Exercise brief. Transcribe the material word for word, but without the images.

******

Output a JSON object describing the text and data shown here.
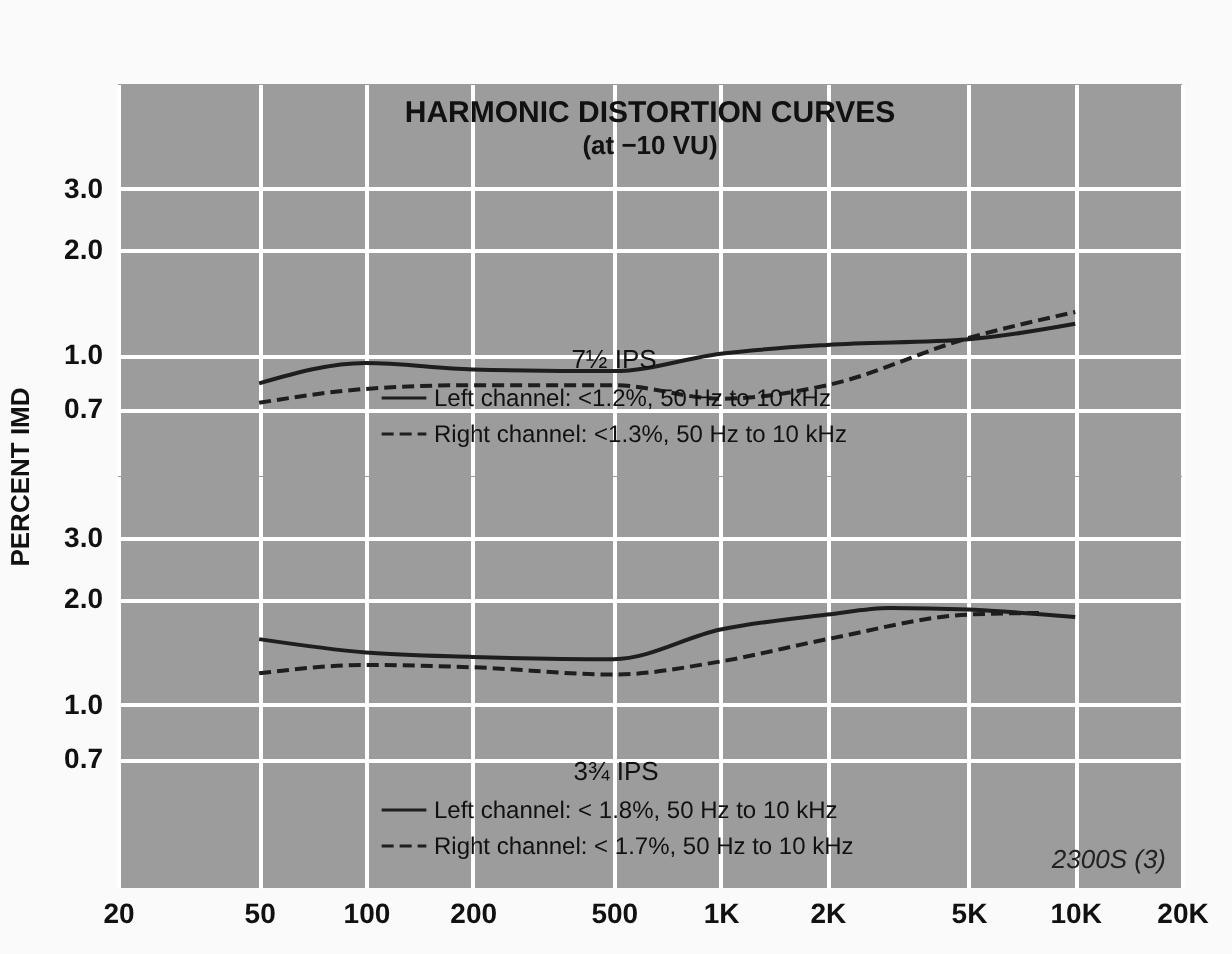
{
  "chart_data": [
    {
      "type": "line",
      "title": "HARMONIC DISTORTION CURVES",
      "subtitle": "(at −10 VU)",
      "ylabel": "PERCENT IMD",
      "legend_title": "7½ IPS",
      "legend": "bottom",
      "grid": true,
      "log": "xy",
      "tick_labels": "y",
      "xlim": [
        20,
        20000
      ],
      "xticks": [
        20,
        50,
        100,
        200,
        500,
        1000,
        2000,
        5000,
        10000,
        20000
      ],
      "ylim": [
        0.45,
        6
      ],
      "yticks": [
        {
          "value": 0.7,
          "label": "0.7"
        },
        {
          "value": 1,
          "label": "1.0"
        },
        {
          "value": 2,
          "label": "2.0"
        },
        {
          "value": 3,
          "label": "3.0"
        }
      ],
      "x": [
        50,
        100,
        200,
        500,
        1000,
        2000,
        5000,
        10000
      ],
      "series": [
        {
          "name": "Left channel: <1.2%, 50 Hz to 10 kHz",
          "color": "#1e1e1e",
          "line_style": "solid",
          "values": [
            0.83,
            0.95,
            0.91,
            0.9,
            1.01,
            1.07,
            1.11,
            1.23
          ]
        },
        {
          "name": "Right channel: <1.3%, 50 Hz to 10 kHz",
          "color": "#1e1e1e",
          "line_style": "dashed",
          "values": [
            0.73,
            0.8,
            0.82,
            0.82,
            0.75,
            0.82,
            1.12,
            1.33
          ]
        }
      ]
    },
    {
      "type": "line",
      "legend_title": "3¾ IPS",
      "legend": "bottom",
      "grid": true,
      "log": "xy",
      "annotations": [
        "2300S (3)"
      ],
      "xlim": [
        20,
        20000
      ],
      "xticks": [
        20,
        50,
        100,
        200,
        500,
        {
          "value": 1000,
          "label": "1K"
        },
        {
          "value": 2000,
          "label": "2K"
        },
        {
          "value": 5000,
          "label": "5K"
        },
        {
          "value": 10000,
          "label": "10K"
        },
        {
          "value": 20000,
          "label": "20K"
        }
      ],
      "ylim": [
        0.3,
        4.5
      ],
      "yticks": [
        {
          "value": 0.7,
          "label": "0.7"
        },
        {
          "value": 1,
          "label": "1.0"
        },
        {
          "value": 2,
          "label": "2.0"
        },
        {
          "value": 3,
          "label": "3.0"
        }
      ],
      "series": [
        {
          "name": "Left channel: < 1.8%, 50 Hz to 10 kHz",
          "color": "#1e1e1e",
          "line_style": "solid",
          "x": [
            50,
            100,
            200,
            500,
            1000,
            2000,
            3000,
            5000,
            10000
          ],
          "values": [
            1.54,
            1.41,
            1.37,
            1.35,
            1.64,
            1.81,
            1.89,
            1.87,
            1.78
          ]
        },
        {
          "name": "Right channel: < 1.7%, 50 Hz to 10 kHz",
          "color": "#1e1e1e",
          "line_style": "dashed",
          "x": [
            50,
            100,
            200,
            500,
            1000,
            2000,
            5000,
            8000
          ],
          "values": [
            1.23,
            1.3,
            1.28,
            1.22,
            1.33,
            1.54,
            1.81,
            1.83
          ]
        }
      ]
    }
  ]
}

******

Finished exercise.
Output a JSON object describing the text and data shown here.
{
  "chart_data": [
    {
      "type": "line",
      "title": "HARMONIC DISTORTION CURVES",
      "subtitle": "(at −10 VU)",
      "ylabel": "PERCENT IMD",
      "legend_title": "7½ IPS",
      "legend": "bottom",
      "grid": true,
      "log": "xy",
      "tick_labels": "y",
      "xlim": [
        20,
        20000
      ],
      "xticks": [
        20,
        50,
        100,
        200,
        500,
        1000,
        2000,
        5000,
        10000,
        20000
      ],
      "ylim": [
        0.45,
        6
      ],
      "yticks": [
        {
          "value": 0.7,
          "label": "0.7"
        },
        {
          "value": 1,
          "label": "1.0"
        },
        {
          "value": 2,
          "label": "2.0"
        },
        {
          "value": 3,
          "label": "3.0"
        }
      ],
      "x": [
        50,
        100,
        200,
        500,
        1000,
        2000,
        5000,
        10000
      ],
      "series": [
        {
          "name": "Left channel: <1.2%, 50 Hz to 10 kHz",
          "color": "#1e1e1e",
          "line_style": "solid",
          "values": [
            0.83,
            0.95,
            0.91,
            0.9,
            1.01,
            1.07,
            1.11,
            1.23
          ]
        },
        {
          "name": "Right channel: <1.3%, 50 Hz to 10 kHz",
          "color": "#1e1e1e",
          "line_style": "dashed",
          "values": [
            0.73,
            0.8,
            0.82,
            0.82,
            0.75,
            0.82,
            1.12,
            1.33
          ]
        }
      ]
    },
    {
      "type": "line",
      "legend_title": "3¾ IPS",
      "legend": "bottom",
      "grid": true,
      "log": "xy",
      "annotations": [
        "2300S (3)"
      ],
      "xlim": [
        20,
        20000
      ],
      "xticks": [
        20,
        50,
        100,
        200,
        500,
        {
          "value": 1000,
          "label": "1K"
        },
        {
          "value": 2000,
          "label": "2K"
        },
        {
          "value": 5000,
          "label": "5K"
        },
        {
          "value": 10000,
          "label": "10K"
        },
        {
          "value": 20000,
          "label": "20K"
        }
      ],
      "ylim": [
        0.3,
        4.5
      ],
      "yticks": [
        {
          "value": 0.7,
          "label": "0.7"
        },
        {
          "value": 1,
          "label": "1.0"
        },
        {
          "value": 2,
          "label": "2.0"
        },
        {
          "value": 3,
          "label": "3.0"
        }
      ],
      "series": [
        {
          "name": "Left channel: < 1.8%, 50 Hz to 10 kHz",
          "color": "#1e1e1e",
          "line_style": "solid",
          "x": [
            50,
            100,
            200,
            500,
            1000,
            2000,
            3000,
            5000,
            10000
          ],
          "values": [
            1.54,
            1.41,
            1.37,
            1.35,
            1.64,
            1.81,
            1.89,
            1.87,
            1.78
          ]
        },
        {
          "name": "Right channel: < 1.7%, 50 Hz to 10 kHz",
          "color": "#1e1e1e",
          "line_style": "dashed",
          "x": [
            50,
            100,
            200,
            500,
            1000,
            2000,
            5000,
            8000
          ],
          "values": [
            1.23,
            1.3,
            1.28,
            1.22,
            1.33,
            1.54,
            1.81,
            1.83
          ]
        }
      ]
    }
  ]
}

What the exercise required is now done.